■ **Exercise brief**: Extract all records. Keep each one exact.

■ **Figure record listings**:
*****

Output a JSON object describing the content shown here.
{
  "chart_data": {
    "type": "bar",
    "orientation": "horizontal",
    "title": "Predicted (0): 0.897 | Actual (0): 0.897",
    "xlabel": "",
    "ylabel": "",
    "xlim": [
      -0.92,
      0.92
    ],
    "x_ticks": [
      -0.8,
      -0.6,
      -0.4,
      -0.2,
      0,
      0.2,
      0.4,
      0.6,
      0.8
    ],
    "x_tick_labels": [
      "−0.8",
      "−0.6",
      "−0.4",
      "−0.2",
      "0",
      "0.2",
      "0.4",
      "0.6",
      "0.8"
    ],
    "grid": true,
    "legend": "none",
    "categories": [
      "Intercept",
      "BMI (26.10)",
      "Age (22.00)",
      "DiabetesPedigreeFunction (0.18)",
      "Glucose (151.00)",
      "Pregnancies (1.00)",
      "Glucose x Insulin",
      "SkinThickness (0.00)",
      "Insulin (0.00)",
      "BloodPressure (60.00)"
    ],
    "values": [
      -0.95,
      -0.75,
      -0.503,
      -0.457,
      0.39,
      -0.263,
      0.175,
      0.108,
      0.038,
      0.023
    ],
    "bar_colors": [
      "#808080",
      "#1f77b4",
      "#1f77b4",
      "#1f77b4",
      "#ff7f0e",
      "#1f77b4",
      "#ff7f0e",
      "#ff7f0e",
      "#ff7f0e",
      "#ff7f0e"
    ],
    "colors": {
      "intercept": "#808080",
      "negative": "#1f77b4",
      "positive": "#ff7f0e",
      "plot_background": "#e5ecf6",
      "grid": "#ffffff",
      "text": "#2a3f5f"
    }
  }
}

*****

■ **Response**:
Output a JSON object describing the content shown here.
{
  "chart_data": {
    "type": "bar",
    "orientation": "horizontal",
    "title": "Predicted (0): 0.897 | Actual (0): 0.897",
    "xlabel": "",
    "ylabel": "",
    "xlim": [
      -0.92,
      0.92
    ],
    "x_ticks": [
      -0.8,
      -0.6,
      -0.4,
      -0.2,
      0,
      0.2,
      0.4,
      0.6,
      0.8
    ],
    "x_tick_labels": [
      "−0.8",
      "−0.6",
      "−0.4",
      "−0.2",
      "0",
      "0.2",
      "0.4",
      "0.6",
      "0.8"
    ],
    "grid": true,
    "legend": "none",
    "categories": [
      "Intercept",
      "BMI (26.10)",
      "Age (22.00)",
      "DiabetesPedigreeFunction (0.18)",
      "Glucose (151.00)",
      "Pregnancies (1.00)",
      "Glucose x Insulin",
      "SkinThickness (0.00)",
      "Insulin (0.00)",
      "BloodPressure (60.00)"
    ],
    "values": [
      -0.95,
      -0.75,
      -0.503,
      -0.457,
      0.39,
      -0.263,
      0.175,
      0.108,
      0.038,
      0.023
    ],
    "bar_colors": [
      "#808080",
      "#1f77b4",
      "#1f77b4",
      "#1f77b4",
      "#ff7f0e",
      "#1f77b4",
      "#ff7f0e",
      "#ff7f0e",
      "#ff7f0e",
      "#ff7f0e"
    ],
    "colors": {
      "intercept": "#808080",
      "negative": "#1f77b4",
      "positive": "#ff7f0e",
      "plot_background": "#e5ecf6",
      "grid": "#ffffff",
      "text": "#2a3f5f"
    }
  }
}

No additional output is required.